_GIVEN INSTRUCTION_. Reply only with how many lines contain the word "this".

_Figure contents as structured data_.
◇ ◇ ◇

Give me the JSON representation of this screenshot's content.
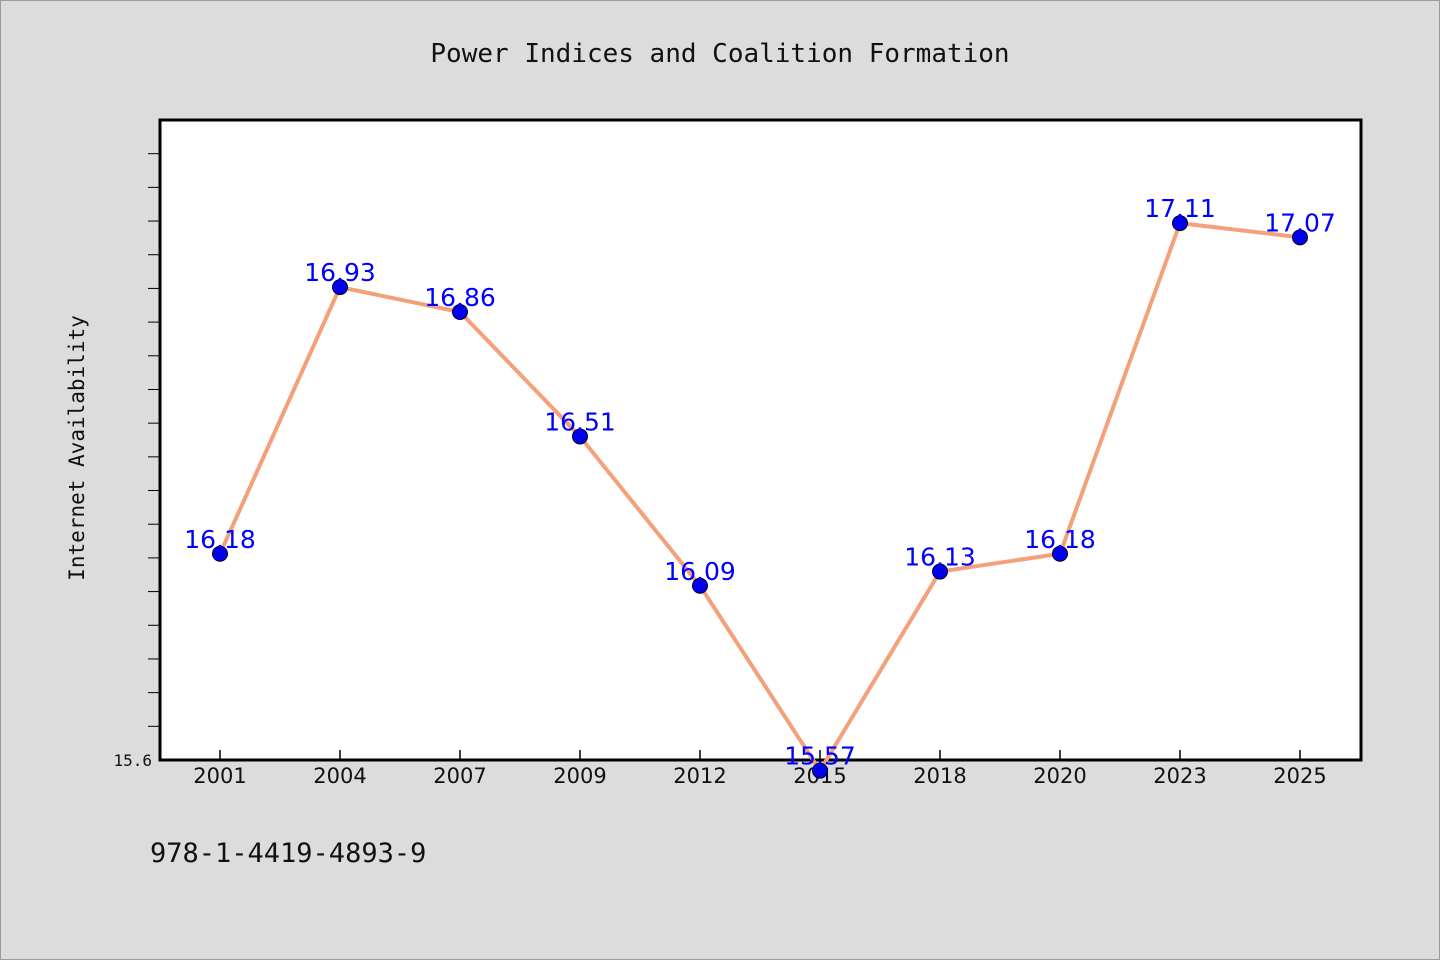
{
  "chart_data": {
    "type": "line",
    "title": "Power Indices and Coalition Formation",
    "xlabel": "",
    "ylabel": "Internet Availability",
    "categories": [
      "2001",
      "2004",
      "2007",
      "2009",
      "2012",
      "2015",
      "2018",
      "2020",
      "2023",
      "2025"
    ],
    "series": [
      {
        "values": [
          16.18,
          16.93,
          16.86,
          16.51,
          16.09,
          15.57,
          16.13,
          16.18,
          17.11,
          17.07
        ],
        "labels": [
          "16.18",
          "16.93",
          "16.86",
          "16.51",
          "16.09",
          "15.57",
          "16.13",
          "16.18",
          "17.11",
          "17.07"
        ],
        "line_color": "#f4a07a",
        "marker_color": "#0000ee"
      }
    ],
    "ylim": [
      15.6,
      17.4
    ],
    "y_tick_labels": [
      "15.6"
    ],
    "y_minor_ticks": 18,
    "grid": false,
    "legend": "none",
    "label_color": "#0000ff"
  },
  "caption": "978-1-4419-4893-9",
  "colors": {
    "background": "#dcdcdc",
    "plot_background": "#ffffff",
    "axis": "#000000"
  }
}
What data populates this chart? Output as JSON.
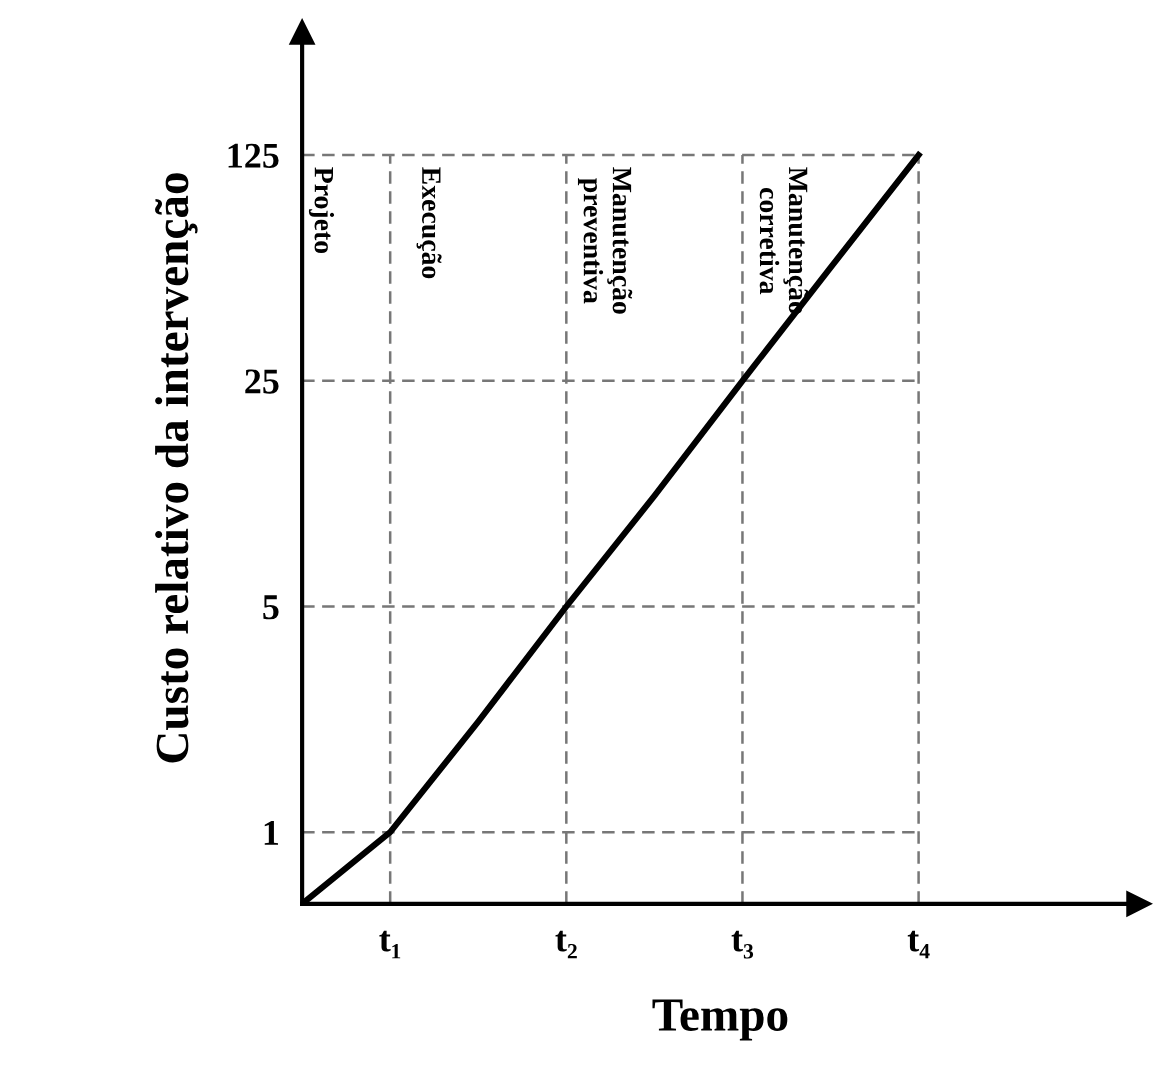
{
  "chart_data": {
    "type": "line",
    "xlabel": "Tempo",
    "ylabel": "Custo relativo da intervenção",
    "categories": [
      null,
      "t₁",
      null,
      "t₂",
      null,
      "t₃",
      null,
      "t₄"
    ],
    "values": [
      0.6,
      1,
      2.2,
      5,
      11,
      25,
      56,
      125
    ],
    "color": "#000000",
    "log": true,
    "grid": true,
    "marker": "none",
    "line_style": "solid",
    "ylim": [
      0.6,
      300
    ],
    "yticks": [
      1,
      5,
      25,
      125
    ],
    "annotations": [
      "Projeto",
      "Execução",
      "Manutenção preventiva",
      "Manutenção corretiva"
    ]
  }
}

◇ ◇ ◇

_SOLUTION BELOW_. 2